> _Task goal_
All lines in the data bearing the string "Makers" should be identified and copied.

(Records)
● ● ● ●

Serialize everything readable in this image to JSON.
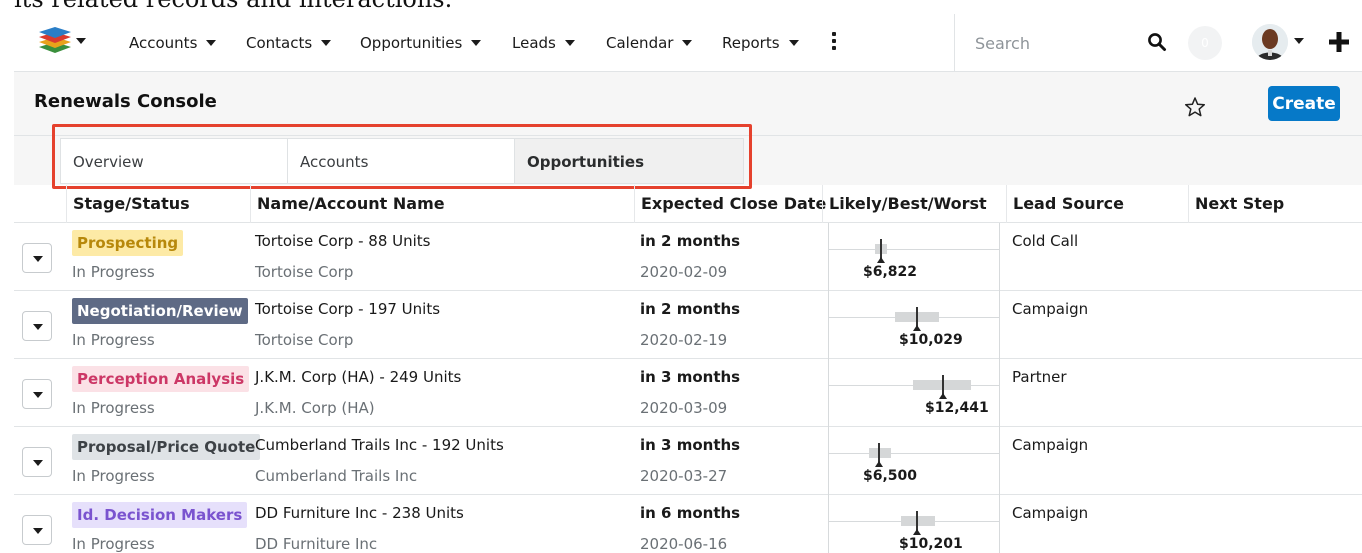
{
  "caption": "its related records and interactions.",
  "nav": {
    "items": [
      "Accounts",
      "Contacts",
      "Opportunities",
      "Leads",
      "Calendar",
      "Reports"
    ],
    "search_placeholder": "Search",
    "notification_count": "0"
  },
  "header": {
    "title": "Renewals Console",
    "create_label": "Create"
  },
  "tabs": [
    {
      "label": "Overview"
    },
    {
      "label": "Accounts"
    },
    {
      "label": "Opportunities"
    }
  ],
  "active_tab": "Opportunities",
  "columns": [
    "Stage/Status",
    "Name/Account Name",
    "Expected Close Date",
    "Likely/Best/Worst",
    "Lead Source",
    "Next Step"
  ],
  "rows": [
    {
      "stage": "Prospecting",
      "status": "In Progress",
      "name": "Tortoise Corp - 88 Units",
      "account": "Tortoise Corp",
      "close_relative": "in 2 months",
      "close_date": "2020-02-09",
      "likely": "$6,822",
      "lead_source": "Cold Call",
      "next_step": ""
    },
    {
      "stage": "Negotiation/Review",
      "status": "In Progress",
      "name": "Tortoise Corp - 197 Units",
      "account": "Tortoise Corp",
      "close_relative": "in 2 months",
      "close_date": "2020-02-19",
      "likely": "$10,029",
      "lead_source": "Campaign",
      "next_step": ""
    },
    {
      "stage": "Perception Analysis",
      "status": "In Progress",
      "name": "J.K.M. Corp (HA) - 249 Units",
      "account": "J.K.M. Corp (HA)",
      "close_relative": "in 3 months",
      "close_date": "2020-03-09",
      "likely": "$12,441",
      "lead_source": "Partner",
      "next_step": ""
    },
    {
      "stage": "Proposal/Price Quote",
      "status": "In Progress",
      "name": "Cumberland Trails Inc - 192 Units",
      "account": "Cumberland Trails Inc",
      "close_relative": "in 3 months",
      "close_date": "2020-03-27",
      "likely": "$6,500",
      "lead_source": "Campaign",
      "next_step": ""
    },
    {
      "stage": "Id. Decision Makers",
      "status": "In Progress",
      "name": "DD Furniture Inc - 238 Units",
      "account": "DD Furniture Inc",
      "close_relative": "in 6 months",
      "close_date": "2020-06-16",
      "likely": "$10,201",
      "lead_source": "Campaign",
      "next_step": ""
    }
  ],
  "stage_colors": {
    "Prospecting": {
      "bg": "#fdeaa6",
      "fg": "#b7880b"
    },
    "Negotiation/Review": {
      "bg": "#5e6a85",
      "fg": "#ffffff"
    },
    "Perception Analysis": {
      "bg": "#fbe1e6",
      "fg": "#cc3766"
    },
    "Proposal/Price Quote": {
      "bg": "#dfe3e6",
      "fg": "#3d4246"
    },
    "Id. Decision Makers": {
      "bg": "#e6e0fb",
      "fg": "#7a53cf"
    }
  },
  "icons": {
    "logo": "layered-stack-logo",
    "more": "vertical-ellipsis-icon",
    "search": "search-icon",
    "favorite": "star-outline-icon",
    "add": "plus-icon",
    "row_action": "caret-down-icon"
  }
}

● ● ● ●

> _Task response_
      "stage": "Id. Decision Makers",
    "Id. Decision Makers": {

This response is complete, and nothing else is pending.